Repeat the records exactly. Every line must match.

________________________________________

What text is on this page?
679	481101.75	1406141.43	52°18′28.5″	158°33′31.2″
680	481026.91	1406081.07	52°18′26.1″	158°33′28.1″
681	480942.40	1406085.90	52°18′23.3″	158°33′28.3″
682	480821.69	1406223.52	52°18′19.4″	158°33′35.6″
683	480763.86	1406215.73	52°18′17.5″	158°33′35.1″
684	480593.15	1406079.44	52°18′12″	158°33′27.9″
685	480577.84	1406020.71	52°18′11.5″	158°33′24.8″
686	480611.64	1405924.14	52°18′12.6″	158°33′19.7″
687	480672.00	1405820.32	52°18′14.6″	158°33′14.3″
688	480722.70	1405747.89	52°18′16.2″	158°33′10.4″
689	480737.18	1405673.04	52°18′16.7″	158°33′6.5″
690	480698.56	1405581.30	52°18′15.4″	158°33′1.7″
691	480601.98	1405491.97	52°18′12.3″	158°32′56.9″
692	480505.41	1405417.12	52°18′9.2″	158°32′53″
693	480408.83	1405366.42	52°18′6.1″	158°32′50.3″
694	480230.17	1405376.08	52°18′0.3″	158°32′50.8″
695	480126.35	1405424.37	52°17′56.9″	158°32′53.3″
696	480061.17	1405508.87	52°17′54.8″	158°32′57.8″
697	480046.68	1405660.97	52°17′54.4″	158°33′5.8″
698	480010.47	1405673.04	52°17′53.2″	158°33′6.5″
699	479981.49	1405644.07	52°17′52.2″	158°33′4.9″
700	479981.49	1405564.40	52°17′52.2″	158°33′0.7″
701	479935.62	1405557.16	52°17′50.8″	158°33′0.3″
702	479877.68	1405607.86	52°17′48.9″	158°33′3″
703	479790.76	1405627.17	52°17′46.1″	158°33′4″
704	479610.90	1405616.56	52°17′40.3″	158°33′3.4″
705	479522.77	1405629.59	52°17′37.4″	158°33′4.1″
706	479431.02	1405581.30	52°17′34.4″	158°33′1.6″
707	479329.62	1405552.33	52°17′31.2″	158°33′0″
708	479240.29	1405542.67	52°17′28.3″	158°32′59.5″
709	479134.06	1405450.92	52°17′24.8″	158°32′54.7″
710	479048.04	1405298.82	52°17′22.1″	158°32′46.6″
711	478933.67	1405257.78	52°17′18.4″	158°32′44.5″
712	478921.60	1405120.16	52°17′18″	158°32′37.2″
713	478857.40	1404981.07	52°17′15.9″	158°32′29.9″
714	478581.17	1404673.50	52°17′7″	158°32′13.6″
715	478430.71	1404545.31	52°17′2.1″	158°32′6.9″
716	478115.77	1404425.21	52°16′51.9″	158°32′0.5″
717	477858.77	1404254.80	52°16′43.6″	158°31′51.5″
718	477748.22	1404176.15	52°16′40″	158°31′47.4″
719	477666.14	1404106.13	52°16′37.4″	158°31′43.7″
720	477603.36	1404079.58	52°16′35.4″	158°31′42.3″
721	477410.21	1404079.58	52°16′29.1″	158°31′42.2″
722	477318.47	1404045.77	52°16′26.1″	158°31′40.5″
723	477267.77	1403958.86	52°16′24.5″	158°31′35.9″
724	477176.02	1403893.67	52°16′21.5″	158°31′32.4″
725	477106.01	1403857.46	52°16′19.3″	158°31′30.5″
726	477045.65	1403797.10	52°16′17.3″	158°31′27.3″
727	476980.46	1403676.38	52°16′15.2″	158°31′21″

________________________________________

→ THE RESULT:
What text is on this page?
679	481101.75	1406141.43	52°18′28.5″	158°33′31.2″
680	481026.91	1406081.07	52°18′26.1″	158°33′28.1″
681	480942.40	1406085.90	52°18′23.3″	158°33′28.3″
682	480821.69	1406223.52	52°18′19.4″	158°33′35.6″
683	480763.86	1406215.73	52°18′17.5″	158°33′35.1″
684	480593.15	1406079.44	52°18′12″	158°33′27.9″
685	480577.84	1406020.71	52°18′11.5″	158°33′24.8″
686	480611.64	1405924.14	52°18′12.6″	158°33′19.7″
687	480672.00	1405820.32	52°18′14.6″	158°33′14.3″
688	480722.70	1405747.89	52°18′16.2″	158°33′10.4″
689	480737.18	1405673.04	52°18′16.7″	158°33′6.5″
690	480698.56	1405581.30	52°18′15.4″	158°33′1.7″
691	480601.98	1405491.97	52°18′12.3″	158°32′56.9″
692	480505.41	1405417.12	52°18′9.2″	158°32′53″
693	480408.83	1405366.42	52°18′6.1″	158°32′50.3″
694	480230.17	1405376.08	52°18′0.3″	158°32′50.8″
695	480126.35	1405424.37	52°17′56.9″	158°32′53.3″
696	480061.17	1405508.87	52°17′54.8″	158°32′57.8″
697	480046.68	1405660.97	52°17′54.4″	158°33′5.8″
698	480010.47	1405673.04	52°17′53.2″	158°33′6.5″
699	479981.49	1405644.07	52°17′52.2″	158°33′4.9″
700	479981.49	1405564.40	52°17′52.2″	158°33′0.7″
701	479935.62	1405557.16	52°17′50.8″	158°33′0.3″
702	479877.68	1405607.86	52°17′48.9″	158°33′3″
703	479790.76	1405627.17	52°17′46.1″	158°33′4″
704	479610.90	1405616.56	52°17′40.3″	158°33′3.4″
705	479522.77	1405629.59	52°17′37.4″	158°33′4.1″
706	479431.02	1405581.30	52°17′34.4″	158°33′1.6″
707	479329.62	1405552.33	52°17′31.2″	158°33′0″
708	479240.29	1405542.67	52°17′28.3″	158°32′59.5″
709	479134.06	1405450.92	52°17′24.8″	158°32′54.7″
710	479048.04	1405298.82	52°17′22.1″	158°32′46.6″
711	478933.67	1405257.78	52°17′18.4″	158°32′44.5″
712	478921.60	1405120.16	52°17′18″	158°32′37.2″
713	478857.40	1404981.07	52°17′15.9″	158°32′29.9″
714	478581.17	1404673.50	52°17′7″	158°32′13.6″
715	478430.71	1404545.31	52°17′2.1″	158°32′6.9″
716	478115.77	1404425.21	52°16′51.9″	158°32′0.5″
717	477858.77	1404254.80	52°16′43.6″	158°31′51.5″
718	477748.22	1404176.15	52°16′40″	158°31′47.4″
719	477666.14	1404106.13	52°16′37.4″	158°31′43.7″
720	477603.36	1404079.58	52°16′35.4″	158°31′42.3″
721	477410.21	1404079.58	52°16′29.1″	158°31′42.2″
722	477318.47	1404045.77	52°16′26.1″	158°31′40.5″
723	477267.77	1403958.86	52°16′24.5″	158°31′35.9″
724	477176.02	1403893.67	52°16′21.5″	158°31′32.4″
725	477106.01	1403857.46	52°16′19.3″	158°31′30.5″
726	477045.65	1403797.10	52°16′17.3″	158°31′27.3″
727	476980.46	1403676.38	52°16′15.2″	158°31′21″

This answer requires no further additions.